* BEGIN Supplied data *
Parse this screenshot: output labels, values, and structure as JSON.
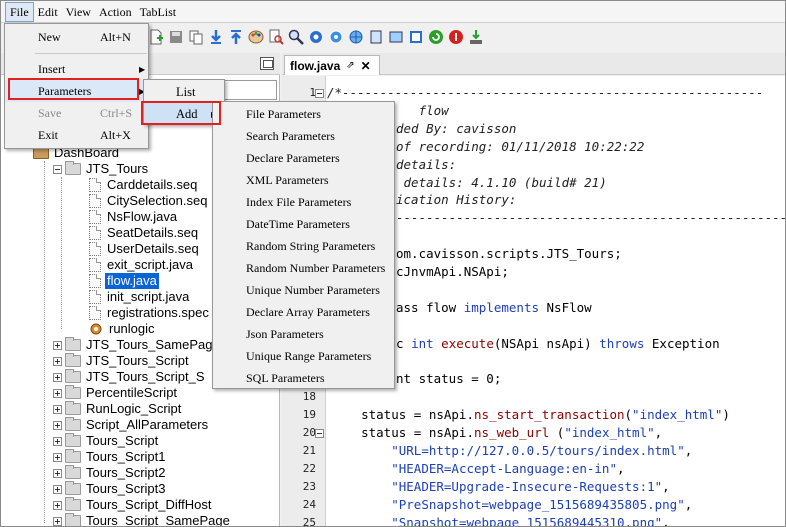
{
  "menubar": [
    "File",
    "Edit",
    "View",
    "Action",
    "TabList"
  ],
  "file_menu": {
    "items": [
      {
        "label": "New",
        "shortcut": "Alt+N",
        "enabled": true
      },
      {
        "label": "Insert",
        "shortcut": "",
        "enabled": true,
        "submenu": true
      },
      {
        "label": "Parameters",
        "shortcut": "",
        "enabled": true,
        "submenu": true,
        "highlighted": true
      },
      {
        "label": "Save",
        "shortcut": "Ctrl+S",
        "enabled": false
      },
      {
        "label": "Exit",
        "shortcut": "Alt+X",
        "enabled": true
      }
    ]
  },
  "parameters_submenu": {
    "items": [
      {
        "label": "List"
      },
      {
        "label": "Add",
        "submenu": true,
        "highlighted": true
      }
    ]
  },
  "add_submenu": {
    "items": [
      "File Parameters",
      "Search Parameters",
      "Declare Parameters",
      "XML Parameters",
      "Index File Parameters",
      "DateTime Parameters",
      "Random String Parameters",
      "Random Number Parameters",
      "Unique Number Parameters",
      "Declare Array Parameters",
      "Json Parameters",
      "Unique Range Parameters",
      "SQL Parameters"
    ]
  },
  "toolbar_icons": [
    "new-file-icon",
    "save-icon",
    "copy-icon",
    "download-icon",
    "upload-icon",
    "palette-icon",
    "search-document-icon",
    "search-icon",
    "settings-icon",
    "globe-icon",
    "web-icon",
    "document-icon",
    "image-icon",
    "message-icon",
    "refresh-icon",
    "stop-icon",
    "export-icon"
  ],
  "tree": {
    "root": "DashBoard",
    "folder": "JTS_Tours",
    "files": [
      "Carddetails.seq",
      "CitySelection.seq",
      "NsFlow.java",
      "SeatDetails.seq",
      "UserDetails.seq",
      "exit_script.java",
      "flow.java",
      "init_script.java",
      "registrations.spec",
      "runlogic"
    ],
    "selected": "flow.java",
    "other_folders": [
      "JTS_Tours_SamePage",
      "JTS_Tours_Script",
      "JTS_Tours_Script_S",
      "PercentileScript",
      "RunLogic_Script",
      "Script_AllParameters",
      "Tours_Script",
      "Tours_Script1",
      "Tours_Script2",
      "Tours_Script3",
      "Tours_Script_DiffHost",
      "Tours_Script_SamePage"
    ]
  },
  "editor": {
    "tab_title": "flow.java",
    "tab_pin": "⇗",
    "tab_close": "✕",
    "lines": [
      {
        "n": "1",
        "text": "/*--------------------------------------------------------"
      },
      {
        "n": "",
        "text": "   flow"
      },
      {
        "n": "",
        "text": "ded By: cavisson"
      },
      {
        "n": "",
        "text": "of recording: 01/11/2018 10:22:22"
      },
      {
        "n": "",
        "text": "details:"
      },
      {
        "n": "",
        "text": " details: 4.1.10 (build# 21)"
      },
      {
        "n": "",
        "text": "ication History:"
      },
      {
        "n": "",
        "text": "--------------------------------------------------------"
      },
      {
        "n": "",
        "text": ""
      },
      {
        "n": "",
        "text": "om.cavisson.scripts.JTS_Tours;"
      },
      {
        "n": "",
        "text": "cJnvmApi.NSApi;"
      },
      {
        "n": "",
        "text": ""
      },
      {
        "n": "",
        "text": "ass flow implements NsFlow"
      },
      {
        "n": "",
        "text": ""
      },
      {
        "n": "",
        "text": "c int execute(NSApi nsApi) throws Exception"
      },
      {
        "n": "",
        "text": ""
      },
      {
        "n": "",
        "text": "nt status = 0;"
      },
      {
        "n": "18",
        "text": ""
      },
      {
        "n": "19",
        "text": "    status = nsApi.ns_start_transaction(\"index_html\")"
      },
      {
        "n": "20",
        "text": "    status = nsApi.ns_web_url (\"index_html\","
      },
      {
        "n": "21",
        "text": "        \"URL=http://127.0.0.5/tours/index.html\","
      },
      {
        "n": "22",
        "text": "        \"HEADER=Accept-Language:en-in\","
      },
      {
        "n": "23",
        "text": "        \"HEADER=Upgrade-Insecure-Requests:1\","
      },
      {
        "n": "24",
        "text": "        \"PreSnapshot=webpage_1515689435805.png\","
      },
      {
        "n": "25",
        "text": "        \"Snapshot=webpage_1515689445310.png\","
      }
    ]
  }
}
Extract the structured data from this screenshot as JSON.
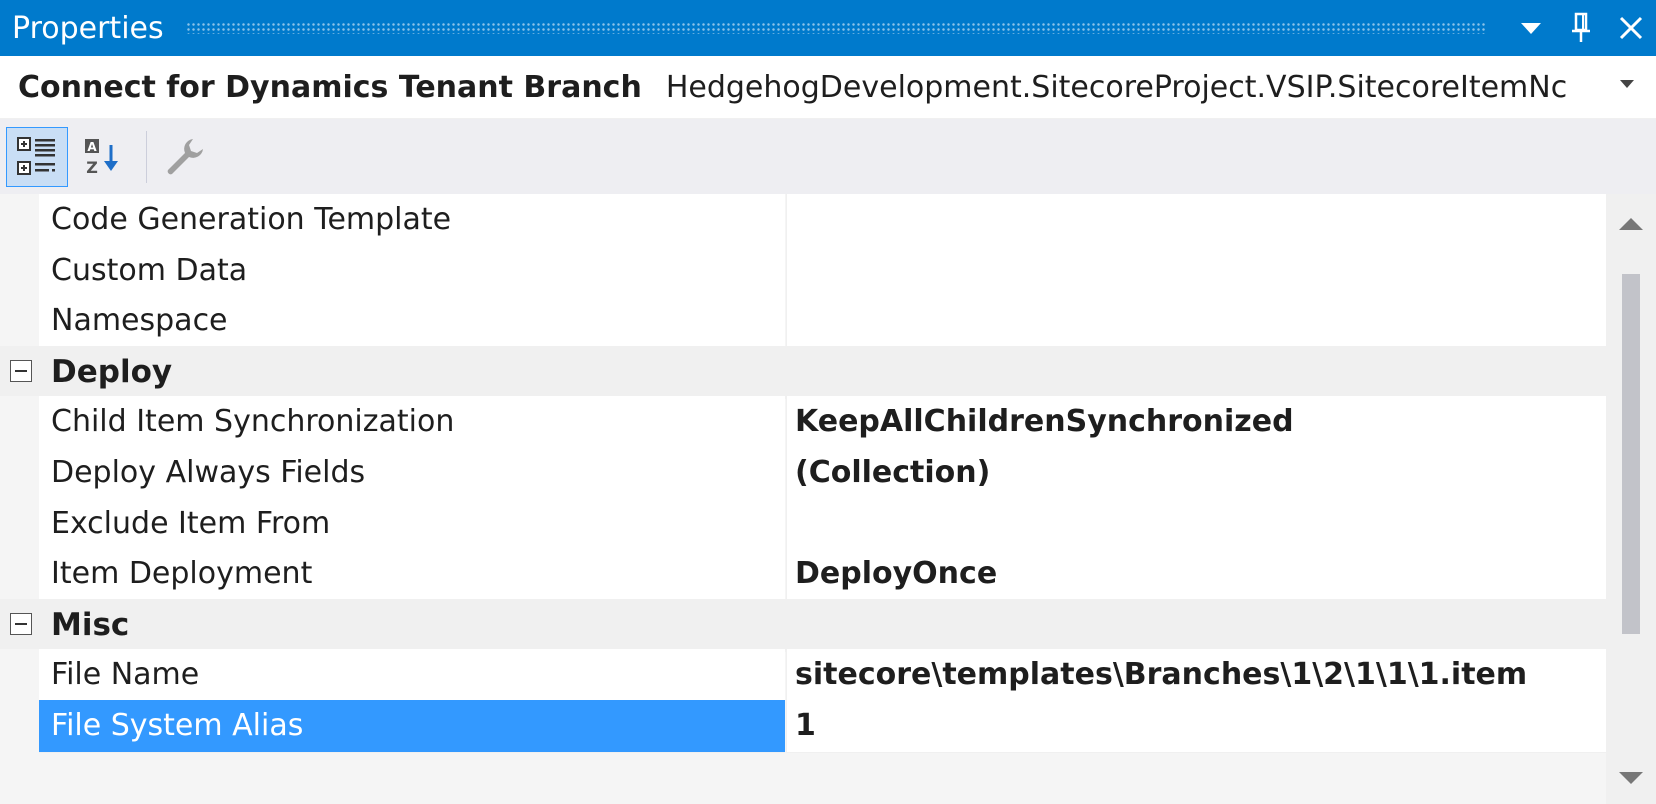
* END Supplied data *
» What is expected: From the entries above, copy each line holding "screenshot".

» Solution:
Parse this screenshot: output labels, values, and structure as JSON.
Extract the structured data from this screenshot as JSON.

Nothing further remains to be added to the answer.